Document transcription data:
+---+
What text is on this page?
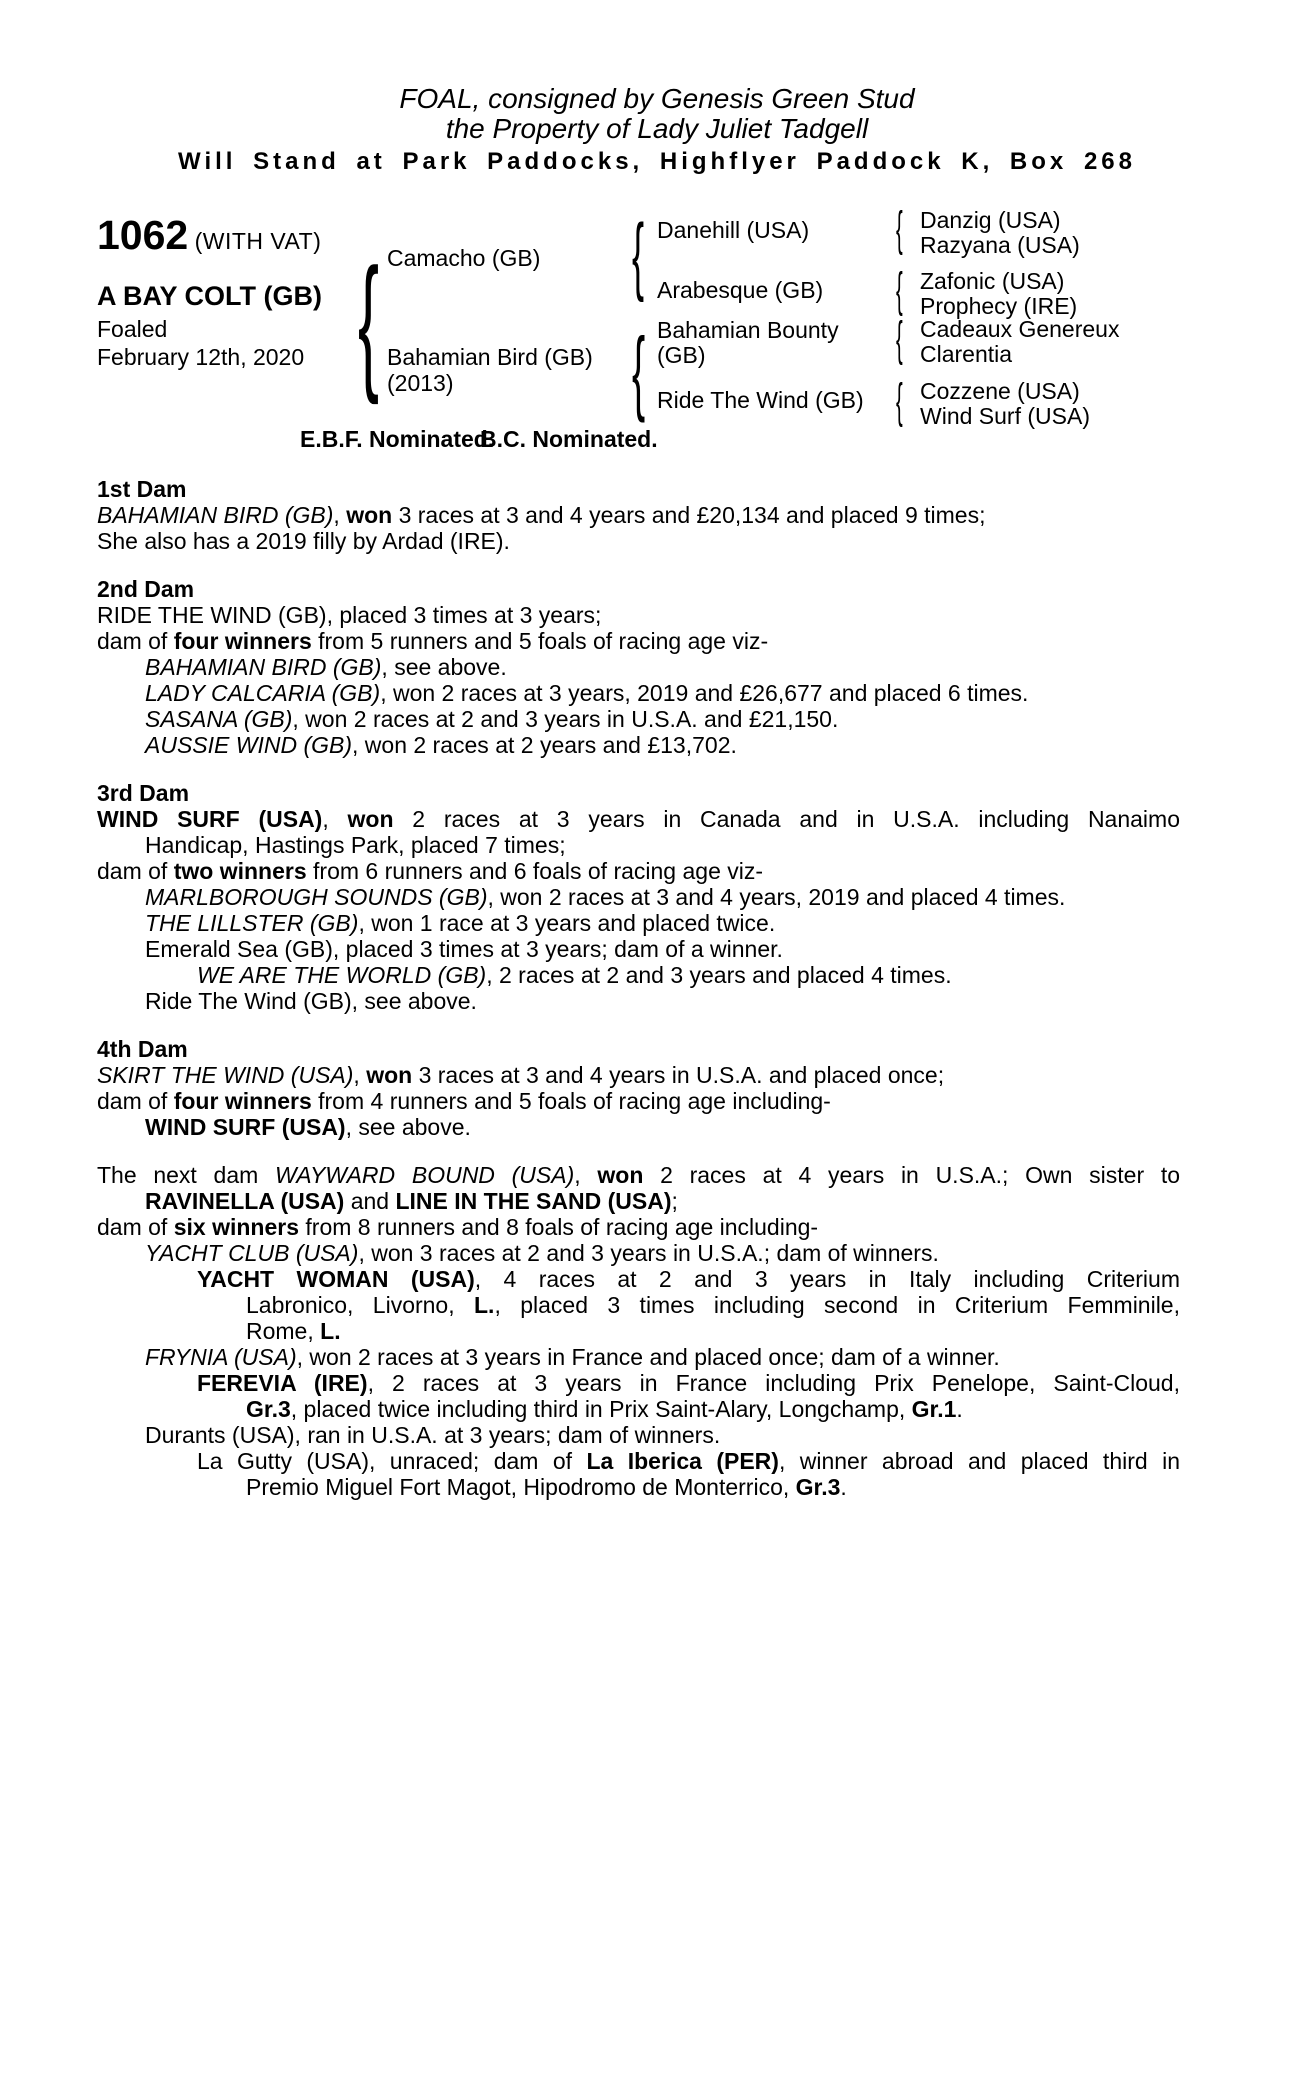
FOAL, consigned by Genesis Green Stud
the Property of Lady Juliet Tadgell
Will Stand at Park Paddocks, Highflyer Paddock K, Box 268
1062 (WITH VAT)
A BAY COLT (GB)
Foaled
February 12th, 2020
{
{
{
{
{
{
{
Camacho (GB)
Bahamian Bird (GB)
(2013)
Danehill (USA)
Arabesque (GB)
Bahamian Bounty (GB)
Ride The Wind (GB)
Danzig (USA)
Razyana (USA)
Zafonic (USA)
Prophecy (IRE)
Cadeaux Genereux
Clarentia
Cozzene (USA)
Wind Surf (USA)
E.B.F. Nominated.
B.C. Nominated.
1st Dam
BAHAMIAN BIRD (GB), won 3 races at 3 and 4 years and £20,134 and placed 9 times;
She also has a 2019 filly by Ardad (IRE).
2nd Dam
RIDE THE WIND (GB), placed 3 times at 3 years;
dam of four winners from 5 runners and 5 foals of racing age viz-
BAHAMIAN BIRD (GB), see above.
LADY CALCARIA (GB), won 2 races at 3 years, 2019 and £26,677 and placed 6 times.
SASANA (GB), won 2 races at 2 and 3 years in U.S.A. and £21,150.
AUSSIE WIND (GB), won 2 races at 2 years and £13,702.
3rd Dam
WIND SURF (USA), won 2 races at 3 years in Canada and in U.S.A. including Nanaimo
Handicap, Hastings Park, placed 7 times;
dam of two winners from 6 runners and 6 foals of racing age viz-
MARLBOROUGH SOUNDS (GB), won 2 races at 3 and 4 years, 2019 and placed 4 times.
THE LILLSTER (GB), won 1 race at 3 years and placed twice.
Emerald Sea (GB), placed 3 times at 3 years; dam of a winner.
WE ARE THE WORLD (GB), 2 races at 2 and 3 years and placed 4 times.
Ride The Wind (GB), see above.
4th Dam
SKIRT THE WIND (USA), won 3 races at 3 and 4 years in U.S.A. and placed once;
dam of four winners from 4 runners and 5 foals of racing age including-
WIND SURF (USA), see above.
The next dam WAYWARD BOUND (USA), won 2 races at 4 years in U.S.A.; Own sister to
RAVINELLA (USA) and LINE IN THE SAND (USA);
dam of six winners from 8 runners and 8 foals of racing age including-
YACHT CLUB (USA), won 3 races at 2 and 3 years in U.S.A.; dam of winners.
YACHT WOMAN (USA), 4 races at 2 and 3 years in Italy including Criterium
Labronico, Livorno, L., placed 3 times including second in Criterium Femminile,
Rome, L.
FRYNIA (USA), won 2 races at 3 years in France and placed once; dam of a winner.
FEREVIA (IRE), 2 races at 3 years in France including Prix Penelope, Saint-Cloud,
Gr.3, placed twice including third in Prix Saint-Alary, Longchamp, Gr.1.
Durants (USA), ran in U.S.A. at 3 years; dam of winners.
La Gutty (USA), unraced; dam of La Iberica (PER), winner abroad and placed third in
Premio Miguel Fort Magot, Hipodromo de Monterrico, Gr.3.
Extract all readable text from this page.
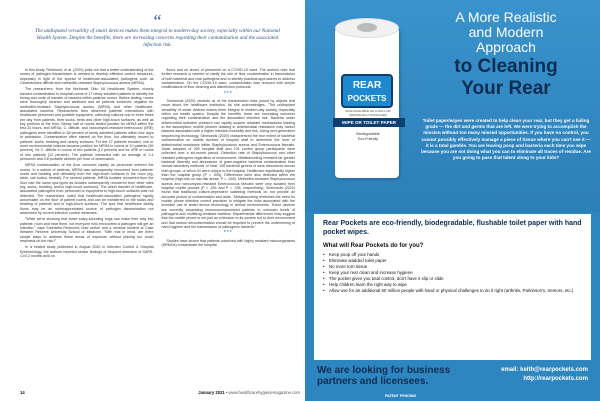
“

The undisputed versatility of smart devices makes them integral to modern-day society, especially within our National Health System. Despite the benefits, there are increasing concerns regarding their contamination and the associated infection risk.

In this study, Redmond, et al. (2020) point out that a better understanding of the routes of pathogen transmission is needed to develop effective control measures, especially in light of the spread of healthcare-associated pathogens such as Clostridioides difficile and methicillin-resistant Staphylococcus aureus (MRSA).

The researchers, from the Northeast Ohio VA Healthcare System, closely tracked contamination in hospital rooms of 17 newly admitted patients to identify the timing and route of transfer of bacteria within patients' rooms. Before testing, rooms were thoroughly cleaned and sanitized and all patients screened negative for methicillin-resistant Staphylococcus aureus (MRSA) and other healthcare-associated bacteria. Researchers then observed patients' interactions with healthcare personnel and portable equipment, collecting cultures one to three times per day from patients, their socks, beds and other high-touch surfaces, as well as key portions of the floor. Nearly half of rooms tested positive for MRSA within the first 24 hours, and MRSA, C. difficile, and vancomycin-resistant enterococci (VRE) pathogens were identified in 58 percent of newly admitted patients within four days of admission. Contamination often started on the floor, but ultimately moved to patients' socks, bedding and nearby surfaces. For the 17 patients enrolled, one or more environmental cultures became positive for MRSA in rooms of 10 patients (59 percent), for C. difficile in rooms of two patients (12 percent) and for VRE in rooms of two patients (12 percent). The patients interacted with an average of 2.4 personnel and 0.8 portable devices per hour of observation.

MRSA contamination of the floor occurred rapidly as personnel entered the rooms. In a subset of patients, MRSA was subsequently recovered from patients' socks and bedding and ultimately from the high-touch surfaces in the room (eg, table, call button, bedrail). For several patients, MRSA isolates recovered from the floor had the same spa types as isolates subsequently recovered from other sites (eg, socks, bedding, and/or high-touch surfaces). The direct transfer of healthcare-associated pathogens from personnel or equipment to high-touch surfaces was not detected. The researchers noted that healthcare-associated pathogens rapidly accumulate on the floor of patient rooms and can be transferred to the socks and bedding of patients and to high-touch surfaces. The spot that healthcare facility floors may be an underappreciated source of pathogen dissemination not addressed by current infection control measures.

"While we're showing that these scary-sounding bugs can make their way into patients' room and near them, not everyone who encounters a pathogen will get an infection," says Sreelatha Redmond, lead author and a medical student at Case Western Reserve University School of Medicine. "With that in mind, are there simple ways to address these areas of exposure without placing too much emphasis on the risk?"

In a related study published in August 2020 in Infection Control & Hospital Epidemiology, the authors reported similar findings of frequent detection of SARS-CoV-2 nucleic acid on

floors and on shoes of personnel on a COVID-19 ward. The authors note that further research is needed to clarify the role of floor contamination in transmission of both bacterial and viral pathogens and to identify practical approaches to address contamination. On the COVID-19 ward, contamination was reduced with simple modifications of floor cleaning and disinfection protocols.

***

Simmonds (2020) reminds us of the transmission risks posed by objects that move about the healthcare institution. As she acknowledges, "The undisputed versatility of smart devices makes them integral to modern-day society, especially within our health system. Despite the benefits, there are increasing concerns regarding their contamination and the associated infection risk. Bacteria under antimicrobial selective pressure can rapidly acquire resistant mechanisms leading to the assumption; mobile phones drawing in antimicrobial resistance may harbor bacteria associated with a higher infection morbidity and risk. Using next-generation sequencing technology, Simmonds (2020) characterized the true extent of bacterial contamination on mobile devices of hospital staff to determine the level of antimicrobial resistance within Staphylococcus aureus and Enterococcus faecalis. Swab samples of 250 hospital staff and 101 control group participants were collected over a six-month period. Detection rate of Staphylococcus and other resistant pathogens regardless of environment. Metabarcoding revealed far greater bacterial diversity and abundance of gram-negative bacterial contamination than clinical laboratory methods. In total, 108 bacterial genera of were discovered across both groups, of which 34 were unique to the hospital. Healthcare significantly higher than the hospital group (P = .005). Differences were also detected within the hospital (high-risk vs low-risk areas; P = .049). Methicillin-resistant Staphylococcus aureus and vancomycin-resistant Enterococcus faecalis were only isolated from hospital mobile phones (P < .001 and P = .036, respectively). Simmonds (2020) found that traditional culture-dependent swabbing methods do not provide an accurate picture of contamination and adds, "Metabarcoding reinforces the need for mobile phone infection control practices to mitigate the risks associated with the increase use of smart device technology in clinical environments. These devices are currently separating immunocompromised patients to unknown levels of pathogens and multidrug-resistant bacteria. Departmental differences may suggest that the mobile phone is not just an extension to its owners but to their environment and that routine decontamination should be required to prevent the undermining of hand hygiene and the transmission of pathogenic bacteria."

***

Studies have shown that patients colonized with highly resistant microorganisms (HRMOs) contaminate the hospital

14	January 2021 • www.healthcarehygienemagazine.com
REAR
POCKETS
NOW AVAILABLE ON A ROLL OR INDIVIDUALLY PACKAGED
WIPE OR TOILET PAPER
Biodegradable
Eco-Friendly
A More Realistic
and Modern
Approach
to Cleaning
Your Rear

Toilet paper/wipes were created to help clean your rear, but they get a failing grade — the dirt and germs that are left. We were trying to accomplish the mission without too many missed opportunities. If you have no control, you cannot possibly effectively manage a piece of tissue where you can't see it — it is a total gamble. You are leaving poop and bacteria each time you wipe because you are not doing what you can to eliminate all traces of residue. Are you going to pass that talent along to your kids?

Rear Pockets are eco-friendly, biodegradable, flushable toilet paper with hand pocket wipes.

What will Rear Pockets do for you?

• Keep poop off your hands
• Eliminate wadded toilet paper
• No more torn tissue
• Keep your rear clean and increase hygiene
• The pocket gives you total control, don't have it slip or slide
• Help children learn the right way to wipe
• Allow use for an additional 50 million people with hand or physical challenges to do it right (arthritis, Parkinson's, tremors, etc.)

We are looking for business partners and licensees.

email: keith@rearpockets.com
http://rearpockets.com
PATENT PENDING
+---+
Your task is to copy each line of the data above that holds "foals".

dam of four winners from 5 runners and 5 foals of racing age viz-
dam of two winners from 6 runners and 6 foals of racing age viz-
dam of four winners from 4 runners and 5 foals of racing age including-
dam of six winners from 8 runners and 8 foals of racing age including-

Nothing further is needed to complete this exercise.